■ **Task description**:
How many lines in the records below hold the string "ingevuld"? Please answer with the number and nothing more.

■ **Raw data**:
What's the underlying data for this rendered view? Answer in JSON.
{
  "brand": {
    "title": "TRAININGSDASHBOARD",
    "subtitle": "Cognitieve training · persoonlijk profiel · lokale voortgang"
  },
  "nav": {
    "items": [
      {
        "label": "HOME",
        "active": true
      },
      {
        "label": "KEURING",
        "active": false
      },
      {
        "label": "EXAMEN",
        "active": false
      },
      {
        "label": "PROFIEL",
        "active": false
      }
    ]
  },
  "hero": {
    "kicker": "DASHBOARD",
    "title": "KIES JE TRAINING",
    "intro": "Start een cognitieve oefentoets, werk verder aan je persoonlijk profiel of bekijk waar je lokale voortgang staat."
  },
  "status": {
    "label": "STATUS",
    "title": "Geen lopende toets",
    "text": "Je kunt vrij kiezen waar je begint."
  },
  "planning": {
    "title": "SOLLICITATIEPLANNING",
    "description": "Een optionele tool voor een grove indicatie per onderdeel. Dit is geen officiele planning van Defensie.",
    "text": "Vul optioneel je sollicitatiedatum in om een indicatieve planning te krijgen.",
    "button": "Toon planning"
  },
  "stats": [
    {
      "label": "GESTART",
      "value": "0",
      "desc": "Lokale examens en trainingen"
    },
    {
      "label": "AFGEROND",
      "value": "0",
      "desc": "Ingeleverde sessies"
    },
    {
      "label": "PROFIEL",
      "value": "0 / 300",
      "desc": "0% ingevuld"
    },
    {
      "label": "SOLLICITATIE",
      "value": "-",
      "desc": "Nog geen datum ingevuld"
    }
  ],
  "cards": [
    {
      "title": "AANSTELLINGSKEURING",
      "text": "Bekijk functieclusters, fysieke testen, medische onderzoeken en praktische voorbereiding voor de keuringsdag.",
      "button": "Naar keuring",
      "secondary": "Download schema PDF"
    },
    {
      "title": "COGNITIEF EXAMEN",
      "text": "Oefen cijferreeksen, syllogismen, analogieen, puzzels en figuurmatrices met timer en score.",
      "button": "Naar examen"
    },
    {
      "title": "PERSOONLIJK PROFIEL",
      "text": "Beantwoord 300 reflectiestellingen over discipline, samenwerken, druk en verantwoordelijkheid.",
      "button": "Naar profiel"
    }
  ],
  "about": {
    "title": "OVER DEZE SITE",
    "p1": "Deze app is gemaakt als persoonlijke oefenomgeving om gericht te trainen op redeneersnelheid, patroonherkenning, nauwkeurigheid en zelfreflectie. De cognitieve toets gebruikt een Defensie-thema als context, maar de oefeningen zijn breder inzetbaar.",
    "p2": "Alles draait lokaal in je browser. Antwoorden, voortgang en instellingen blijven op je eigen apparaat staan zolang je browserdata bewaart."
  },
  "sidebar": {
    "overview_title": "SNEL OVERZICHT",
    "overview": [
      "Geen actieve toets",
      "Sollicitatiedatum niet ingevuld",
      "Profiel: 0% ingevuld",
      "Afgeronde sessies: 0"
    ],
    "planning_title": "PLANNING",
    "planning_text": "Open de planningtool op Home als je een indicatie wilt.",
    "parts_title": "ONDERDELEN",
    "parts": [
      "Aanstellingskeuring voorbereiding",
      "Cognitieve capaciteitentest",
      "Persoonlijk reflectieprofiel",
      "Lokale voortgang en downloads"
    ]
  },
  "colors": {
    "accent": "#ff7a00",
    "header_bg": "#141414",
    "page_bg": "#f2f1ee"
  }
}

■ **The response**:
4